* Records shown:
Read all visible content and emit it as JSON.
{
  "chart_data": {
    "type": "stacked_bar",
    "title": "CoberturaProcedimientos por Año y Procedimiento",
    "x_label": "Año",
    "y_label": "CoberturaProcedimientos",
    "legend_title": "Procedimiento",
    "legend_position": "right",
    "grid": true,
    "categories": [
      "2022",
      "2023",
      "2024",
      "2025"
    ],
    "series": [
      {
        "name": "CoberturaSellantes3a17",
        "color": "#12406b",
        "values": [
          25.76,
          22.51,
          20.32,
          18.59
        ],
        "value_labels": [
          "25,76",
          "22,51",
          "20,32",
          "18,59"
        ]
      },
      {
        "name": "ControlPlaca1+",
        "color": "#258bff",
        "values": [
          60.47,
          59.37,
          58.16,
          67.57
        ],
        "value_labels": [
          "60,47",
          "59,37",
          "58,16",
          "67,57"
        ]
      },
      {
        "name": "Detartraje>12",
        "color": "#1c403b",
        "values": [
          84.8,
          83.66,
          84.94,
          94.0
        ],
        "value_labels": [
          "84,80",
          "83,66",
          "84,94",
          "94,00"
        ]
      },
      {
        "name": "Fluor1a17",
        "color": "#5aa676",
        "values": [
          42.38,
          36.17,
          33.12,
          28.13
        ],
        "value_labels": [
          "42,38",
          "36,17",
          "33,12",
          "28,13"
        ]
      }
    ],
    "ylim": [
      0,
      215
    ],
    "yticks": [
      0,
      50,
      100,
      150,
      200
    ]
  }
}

* What is expected:
Output every line above without altering anything.

* Result of this task:
Read all visible content and emit it as JSON.
{
  "chart_data": {
    "type": "stacked_bar",
    "title": "CoberturaProcedimientos por Año y Procedimiento",
    "x_label": "Año",
    "y_label": "CoberturaProcedimientos",
    "legend_title": "Procedimiento",
    "legend_position": "right",
    "grid": true,
    "categories": [
      "2022",
      "2023",
      "2024",
      "2025"
    ],
    "series": [
      {
        "name": "CoberturaSellantes3a17",
        "color": "#12406b",
        "values": [
          25.76,
          22.51,
          20.32,
          18.59
        ],
        "value_labels": [
          "25,76",
          "22,51",
          "20,32",
          "18,59"
        ]
      },
      {
        "name": "ControlPlaca1+",
        "color": "#258bff",
        "values": [
          60.47,
          59.37,
          58.16,
          67.57
        ],
        "value_labels": [
          "60,47",
          "59,37",
          "58,16",
          "67,57"
        ]
      },
      {
        "name": "Detartraje>12",
        "color": "#1c403b",
        "values": [
          84.8,
          83.66,
          84.94,
          94.0
        ],
        "value_labels": [
          "84,80",
          "83,66",
          "84,94",
          "94,00"
        ]
      },
      {
        "name": "Fluor1a17",
        "color": "#5aa676",
        "values": [
          42.38,
          36.17,
          33.12,
          28.13
        ],
        "value_labels": [
          "42,38",
          "36,17",
          "33,12",
          "28,13"
        ]
      }
    ],
    "ylim": [
      0,
      215
    ],
    "yticks": [
      0,
      50,
      100,
      150,
      200
    ]
  }
}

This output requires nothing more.